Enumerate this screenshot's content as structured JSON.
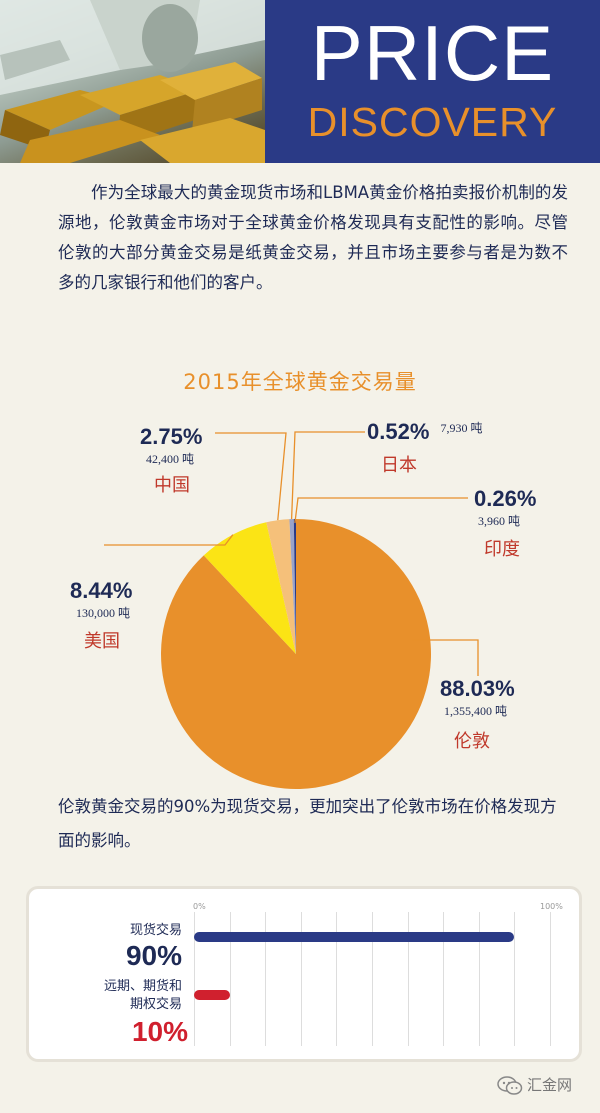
{
  "header": {
    "title_line1": "PRICE",
    "title_line2": "DISCOVERY",
    "photo_icon": "gold-bars-and-dollar-notes-photo"
  },
  "intro": "作为全球最大的黄金现货市场和LBMA黄金价格拍卖报价机制的发源地，伦敦黄金市场对于全球黄金价格发现具有支配性的影响。尽管伦敦的大部分黄金交易是纸黄金交易，并且市场主要参与者是为数不多的几家银行和他们的客户。",
  "chart_data": [
    {
      "type": "pie",
      "title": "2015年全球黄金交易量",
      "slices": [
        {
          "name": "伦敦",
          "percent": 88.03,
          "value_label": "1,355,400 吨",
          "color": "#e8902b"
        },
        {
          "name": "美国",
          "percent": 8.44,
          "value_label": "130,000 吨",
          "color": "#fbe415"
        },
        {
          "name": "中国",
          "percent": 2.75,
          "value_label": "42,400 吨",
          "color": "#f5c07a"
        },
        {
          "name": "日本",
          "percent": 0.52,
          "value_label": "7,930 吨",
          "color": "#9aa3c8"
        },
        {
          "name": "印度",
          "percent": 0.26,
          "value_label": "3,960 吨",
          "color": "#2a3a86"
        }
      ]
    },
    {
      "type": "bar",
      "orientation": "horizontal",
      "axis_min_label": "0%",
      "axis_max_label": "100%",
      "xlim": [
        0,
        100
      ],
      "categories": [
        {
          "label": "现货交易",
          "value": 90,
          "value_label": "90%",
          "color": "#2a3a86"
        },
        {
          "label_line1": "远期、期货和",
          "label_line2": "期权交易",
          "value": 10,
          "value_label": "10%",
          "color": "#d0202e"
        }
      ]
    }
  ],
  "caption": "伦敦黄金交易的90%为现货交易，更加突出了伦敦市场在价格发现方面的影响。",
  "footer": {
    "brand": "汇金网",
    "icon": "wechat-icon"
  },
  "colors": {
    "navy": "#2a3a86",
    "orange": "#e8902b",
    "label_red": "#c0392b",
    "line": "#e8902b"
  }
}
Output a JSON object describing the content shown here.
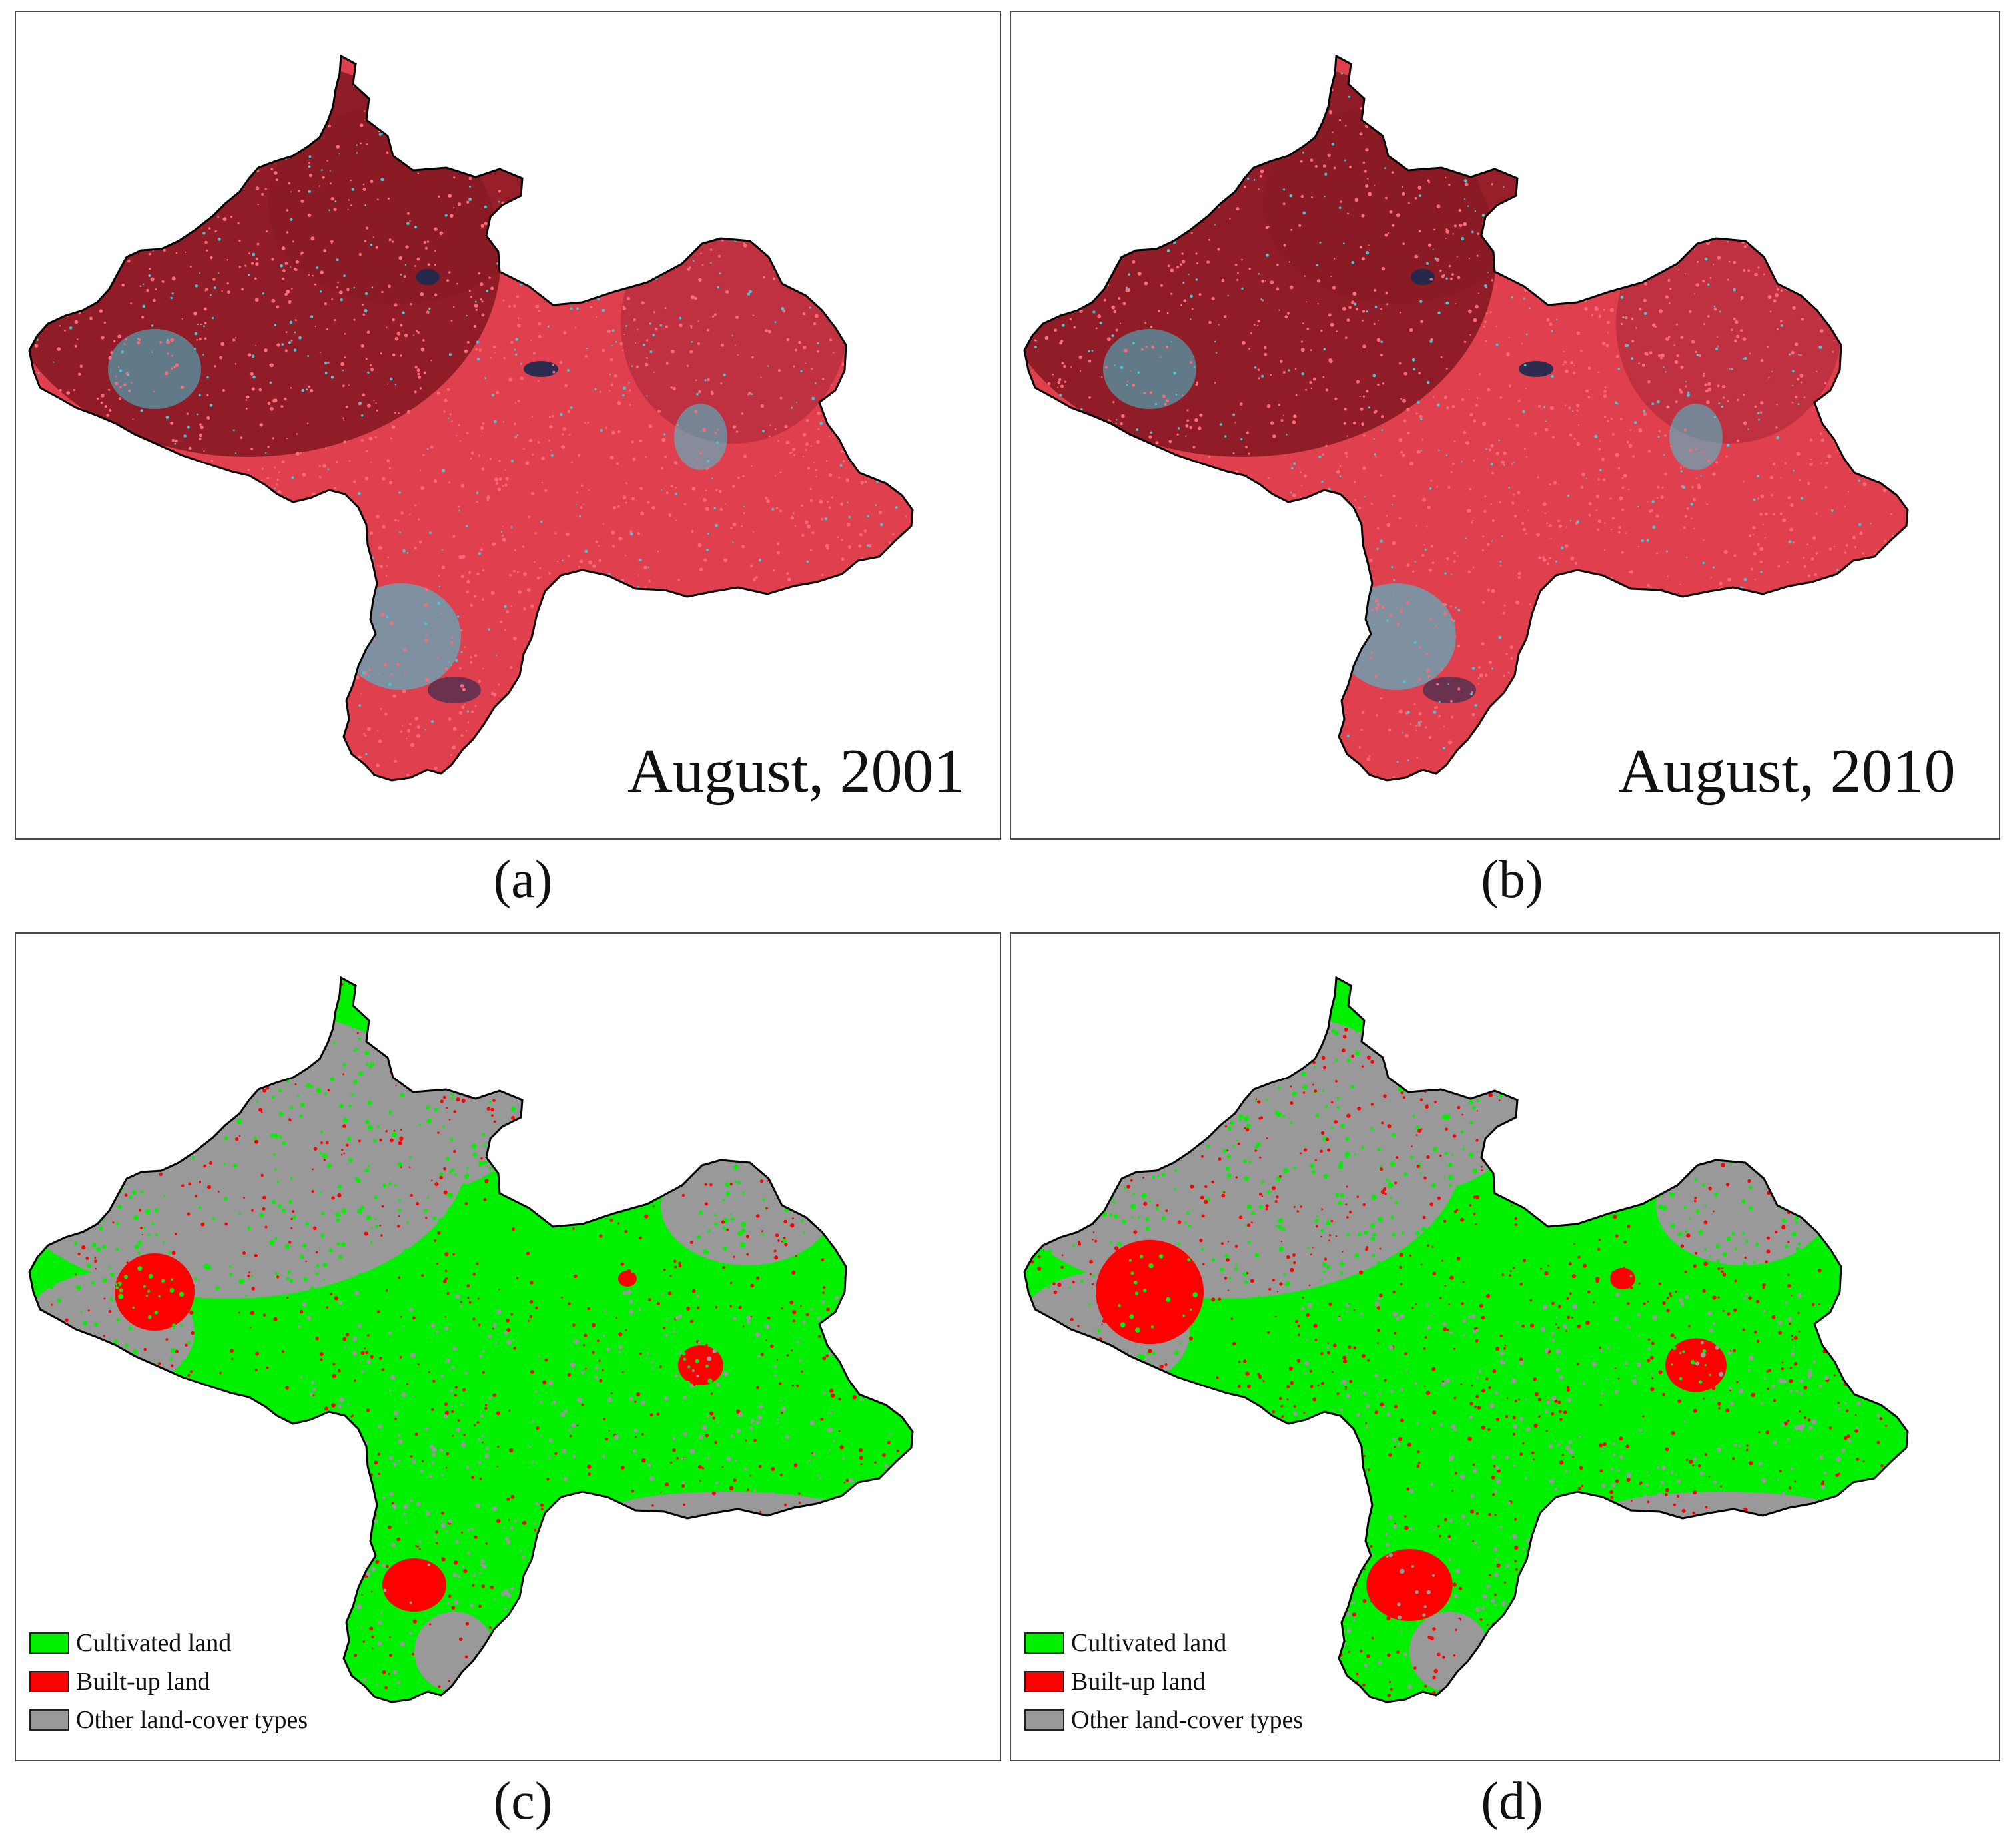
{
  "panels": [
    {
      "id": "a",
      "caption": "(a)",
      "date_label": "August, 2001",
      "type": "false-color-composite"
    },
    {
      "id": "b",
      "caption": "(b)",
      "date_label": "August, 2010",
      "type": "false-color-composite"
    },
    {
      "id": "c",
      "caption": "(c)",
      "type": "classification-map"
    },
    {
      "id": "d",
      "caption": "(d)",
      "type": "classification-map"
    }
  ],
  "legend": {
    "items": [
      {
        "label": "Cultivated land",
        "color": "#00f000"
      },
      {
        "label": "Built-up land",
        "color": "#ff0000"
      },
      {
        "label": "Other land-cover types",
        "color": "#999999"
      }
    ]
  },
  "colors": {
    "composite_forest": "#8a1a24",
    "composite_crop": "#e0404e",
    "composite_urban": "#3ec8d8",
    "composite_water": "#1a2a50",
    "outline": "#000000"
  }
}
++++++++++++++++++++
### Exercise details
In the entries above, locate every line with the word "name" and copy it.

### Solution for this task
          "name": "伦敦",
          "name": "美国",
          "name": "中国",
          "name": "日本",
          "name": "印度",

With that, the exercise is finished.